(Data excerpts)
--- begin ---
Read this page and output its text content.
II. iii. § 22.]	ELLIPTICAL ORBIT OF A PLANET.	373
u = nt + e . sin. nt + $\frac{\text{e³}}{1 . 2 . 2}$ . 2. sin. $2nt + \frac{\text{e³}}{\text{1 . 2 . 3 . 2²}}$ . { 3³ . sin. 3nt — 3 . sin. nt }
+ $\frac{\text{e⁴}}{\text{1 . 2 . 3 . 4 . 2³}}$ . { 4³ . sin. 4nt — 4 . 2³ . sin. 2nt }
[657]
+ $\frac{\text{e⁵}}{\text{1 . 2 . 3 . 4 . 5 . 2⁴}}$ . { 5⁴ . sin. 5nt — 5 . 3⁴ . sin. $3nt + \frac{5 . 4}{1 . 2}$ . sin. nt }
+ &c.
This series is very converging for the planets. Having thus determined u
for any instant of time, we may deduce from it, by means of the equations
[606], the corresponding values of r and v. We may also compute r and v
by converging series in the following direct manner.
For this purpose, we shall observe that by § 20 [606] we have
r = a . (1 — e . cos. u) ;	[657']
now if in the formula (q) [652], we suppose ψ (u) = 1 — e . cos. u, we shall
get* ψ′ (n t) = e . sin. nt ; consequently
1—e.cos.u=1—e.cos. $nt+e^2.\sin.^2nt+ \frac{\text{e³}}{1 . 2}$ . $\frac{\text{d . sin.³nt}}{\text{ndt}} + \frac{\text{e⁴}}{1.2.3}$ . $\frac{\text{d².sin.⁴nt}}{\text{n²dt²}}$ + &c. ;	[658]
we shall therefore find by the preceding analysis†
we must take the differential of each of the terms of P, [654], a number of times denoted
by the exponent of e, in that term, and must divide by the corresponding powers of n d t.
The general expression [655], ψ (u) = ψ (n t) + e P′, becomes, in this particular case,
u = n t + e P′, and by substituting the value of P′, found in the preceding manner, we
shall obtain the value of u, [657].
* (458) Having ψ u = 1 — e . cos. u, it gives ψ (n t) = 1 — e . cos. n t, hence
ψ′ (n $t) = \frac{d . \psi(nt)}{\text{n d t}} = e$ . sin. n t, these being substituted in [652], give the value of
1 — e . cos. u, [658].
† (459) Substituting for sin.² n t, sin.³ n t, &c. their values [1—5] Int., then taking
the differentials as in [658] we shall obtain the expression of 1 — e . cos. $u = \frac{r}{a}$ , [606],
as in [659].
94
--- end ---
■ **To be done**
From the records above, extract each line exactly as shown.

■ **Answer for the task**
Read this page and output its text content.
II. iii. § 22.]	ELLIPTICAL ORBIT OF A PLANET.	373
u = nt + e . sin. nt + $\frac{\text{e³}}{1 . 2 . 2}$ . 2. sin. $2nt + \frac{\text{e³}}{\text{1 . 2 . 3 . 2²}}$ . { 3³ . sin. 3nt — 3 . sin. nt }
+ $\frac{\text{e⁴}}{\text{1 . 2 . 3 . 4 . 2³}}$ . { 4³ . sin. 4nt — 4 . 2³ . sin. 2nt }
[657]
+ $\frac{\text{e⁵}}{\text{1 . 2 . 3 . 4 . 5 . 2⁴}}$ . { 5⁴ . sin. 5nt — 5 . 3⁴ . sin. $3nt + \frac{5 . 4}{1 . 2}$ . sin. nt }
+ &c.
This series is very converging for the planets. Having thus determined u
for any instant of time, we may deduce from it, by means of the equations
[606], the corresponding values of r and v. We may also compute r and v
by converging series in the following direct manner.
For this purpose, we shall observe that by § 20 [606] we have
r = a . (1 — e . cos. u) ;	[657']
now if in the formula (q) [652], we suppose ψ (u) = 1 — e . cos. u, we shall
get* ψ′ (n t) = e . sin. nt ; consequently
1—e.cos.u=1—e.cos. $nt+e^2.\sin.^2nt+ \frac{\text{e³}}{1 . 2}$ . $\frac{\text{d . sin.³nt}}{\text{ndt}} + \frac{\text{e⁴}}{1.2.3}$ . $\frac{\text{d².sin.⁴nt}}{\text{n²dt²}}$ + &c. ;	[658]
we shall therefore find by the preceding analysis†
we must take the differential of each of the terms of P, [654], a number of times denoted
by the exponent of e, in that term, and must divide by the corresponding powers of n d t.
The general expression [655], ψ (u) = ψ (n t) + e P′, becomes, in this particular case,
u = n t + e P′, and by substituting the value of P′, found in the preceding manner, we
shall obtain the value of u, [657].
* (458) Having ψ u = 1 — e . cos. u, it gives ψ (n t) = 1 — e . cos. n t, hence
ψ′ (n $t) = \frac{d . \psi(nt)}{\text{n d t}} = e$ . sin. n t, these being substituted in [652], give the value of
1 — e . cos. u, [658].
† (459) Substituting for sin.² n t, sin.³ n t, &c. their values [1—5] Int., then taking
the differentials as in [658] we shall obtain the expression of 1 — e . cos. $u = \frac{r}{a}$ , [606],
as in [659].
94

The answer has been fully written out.